(GIVEN TASK) Which lines in the records below contain the word "Dose"? Copy each of them.

(RECORDS TO PROCESS)
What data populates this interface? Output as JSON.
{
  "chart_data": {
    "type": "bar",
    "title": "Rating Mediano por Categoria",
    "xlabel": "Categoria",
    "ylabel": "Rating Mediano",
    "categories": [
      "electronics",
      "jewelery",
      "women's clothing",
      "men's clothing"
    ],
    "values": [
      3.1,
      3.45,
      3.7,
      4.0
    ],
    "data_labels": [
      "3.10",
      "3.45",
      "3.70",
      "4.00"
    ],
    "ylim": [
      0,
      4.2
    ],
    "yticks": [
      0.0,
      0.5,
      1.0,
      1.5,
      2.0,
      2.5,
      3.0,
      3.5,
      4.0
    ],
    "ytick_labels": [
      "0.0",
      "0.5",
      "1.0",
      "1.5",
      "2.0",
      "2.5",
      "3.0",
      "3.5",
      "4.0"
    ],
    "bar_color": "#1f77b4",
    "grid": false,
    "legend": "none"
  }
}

---

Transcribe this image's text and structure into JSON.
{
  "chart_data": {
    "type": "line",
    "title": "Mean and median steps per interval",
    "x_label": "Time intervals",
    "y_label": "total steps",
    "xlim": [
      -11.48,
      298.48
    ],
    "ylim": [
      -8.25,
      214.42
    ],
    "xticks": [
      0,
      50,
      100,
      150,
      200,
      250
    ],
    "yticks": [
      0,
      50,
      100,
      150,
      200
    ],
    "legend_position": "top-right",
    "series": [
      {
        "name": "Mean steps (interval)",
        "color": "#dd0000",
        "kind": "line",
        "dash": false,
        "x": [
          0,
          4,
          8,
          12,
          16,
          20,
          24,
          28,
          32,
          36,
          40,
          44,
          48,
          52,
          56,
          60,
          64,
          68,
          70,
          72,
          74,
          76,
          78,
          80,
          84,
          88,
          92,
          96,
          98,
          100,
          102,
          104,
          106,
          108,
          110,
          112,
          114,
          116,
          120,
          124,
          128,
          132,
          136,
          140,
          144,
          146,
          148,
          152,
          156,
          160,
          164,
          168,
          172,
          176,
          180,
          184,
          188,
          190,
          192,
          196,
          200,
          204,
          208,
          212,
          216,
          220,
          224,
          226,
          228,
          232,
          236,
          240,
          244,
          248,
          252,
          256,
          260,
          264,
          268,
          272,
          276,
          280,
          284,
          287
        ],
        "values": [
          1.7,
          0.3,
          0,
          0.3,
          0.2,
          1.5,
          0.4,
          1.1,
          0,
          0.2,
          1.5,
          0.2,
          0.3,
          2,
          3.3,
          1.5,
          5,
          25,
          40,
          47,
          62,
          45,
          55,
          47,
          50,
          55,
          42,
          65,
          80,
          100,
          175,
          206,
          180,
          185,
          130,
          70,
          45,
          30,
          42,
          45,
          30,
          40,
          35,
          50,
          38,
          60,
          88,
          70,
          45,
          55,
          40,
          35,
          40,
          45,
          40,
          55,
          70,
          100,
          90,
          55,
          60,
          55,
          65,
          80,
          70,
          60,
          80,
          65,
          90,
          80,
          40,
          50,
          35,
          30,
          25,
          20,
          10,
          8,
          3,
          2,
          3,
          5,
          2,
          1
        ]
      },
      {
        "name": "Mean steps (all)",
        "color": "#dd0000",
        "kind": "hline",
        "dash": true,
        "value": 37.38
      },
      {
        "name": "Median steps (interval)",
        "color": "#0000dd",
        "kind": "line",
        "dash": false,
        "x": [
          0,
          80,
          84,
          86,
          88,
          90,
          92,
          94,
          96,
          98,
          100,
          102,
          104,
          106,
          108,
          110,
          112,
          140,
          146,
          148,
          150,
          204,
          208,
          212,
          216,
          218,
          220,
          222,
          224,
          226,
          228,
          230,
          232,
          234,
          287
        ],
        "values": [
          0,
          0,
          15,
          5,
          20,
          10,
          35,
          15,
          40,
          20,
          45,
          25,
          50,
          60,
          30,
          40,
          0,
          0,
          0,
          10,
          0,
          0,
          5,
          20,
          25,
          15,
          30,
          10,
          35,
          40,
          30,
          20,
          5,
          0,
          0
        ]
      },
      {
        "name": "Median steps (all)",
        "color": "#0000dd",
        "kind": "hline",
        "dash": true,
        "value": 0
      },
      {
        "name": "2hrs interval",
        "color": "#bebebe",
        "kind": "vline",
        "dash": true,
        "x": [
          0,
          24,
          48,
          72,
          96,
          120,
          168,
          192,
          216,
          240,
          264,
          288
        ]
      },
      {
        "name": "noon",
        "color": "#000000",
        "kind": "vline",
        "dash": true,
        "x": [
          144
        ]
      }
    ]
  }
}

...

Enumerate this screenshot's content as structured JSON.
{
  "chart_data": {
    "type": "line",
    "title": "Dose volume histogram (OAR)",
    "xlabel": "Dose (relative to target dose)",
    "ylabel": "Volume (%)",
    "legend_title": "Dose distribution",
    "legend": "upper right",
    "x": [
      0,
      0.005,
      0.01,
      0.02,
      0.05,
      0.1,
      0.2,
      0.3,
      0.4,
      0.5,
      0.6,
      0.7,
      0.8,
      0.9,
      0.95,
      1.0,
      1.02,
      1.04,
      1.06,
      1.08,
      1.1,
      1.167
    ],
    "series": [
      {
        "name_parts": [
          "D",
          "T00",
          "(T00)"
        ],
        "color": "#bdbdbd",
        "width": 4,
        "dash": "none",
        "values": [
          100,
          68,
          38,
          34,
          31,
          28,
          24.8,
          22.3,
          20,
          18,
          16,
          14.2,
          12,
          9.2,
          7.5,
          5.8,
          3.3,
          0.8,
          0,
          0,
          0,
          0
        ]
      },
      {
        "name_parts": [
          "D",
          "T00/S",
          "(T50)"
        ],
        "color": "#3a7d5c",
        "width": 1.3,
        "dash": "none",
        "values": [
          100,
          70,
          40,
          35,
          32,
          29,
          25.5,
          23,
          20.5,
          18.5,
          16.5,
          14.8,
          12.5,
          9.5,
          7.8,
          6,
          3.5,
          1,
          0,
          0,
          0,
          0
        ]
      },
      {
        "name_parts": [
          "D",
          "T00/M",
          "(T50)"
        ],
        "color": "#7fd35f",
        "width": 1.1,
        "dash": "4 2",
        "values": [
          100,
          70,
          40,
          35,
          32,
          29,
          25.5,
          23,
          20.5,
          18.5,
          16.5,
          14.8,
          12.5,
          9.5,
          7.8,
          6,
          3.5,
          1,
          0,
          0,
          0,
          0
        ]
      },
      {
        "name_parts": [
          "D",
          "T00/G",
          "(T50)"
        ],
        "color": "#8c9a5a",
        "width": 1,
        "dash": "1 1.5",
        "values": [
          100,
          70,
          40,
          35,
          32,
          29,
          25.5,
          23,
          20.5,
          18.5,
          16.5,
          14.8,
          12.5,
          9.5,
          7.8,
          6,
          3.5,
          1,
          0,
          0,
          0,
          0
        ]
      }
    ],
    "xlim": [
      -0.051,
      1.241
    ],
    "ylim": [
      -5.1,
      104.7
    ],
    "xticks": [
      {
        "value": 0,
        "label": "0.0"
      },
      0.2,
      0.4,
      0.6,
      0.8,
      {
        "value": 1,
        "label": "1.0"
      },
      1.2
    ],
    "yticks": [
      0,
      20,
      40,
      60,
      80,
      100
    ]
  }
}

(TASK RESPONSE)
    "title": "Dose volume histogram (OAR)",
    "xlabel": "Dose (relative to target dose)",
    "legend_title": "Dose distribution",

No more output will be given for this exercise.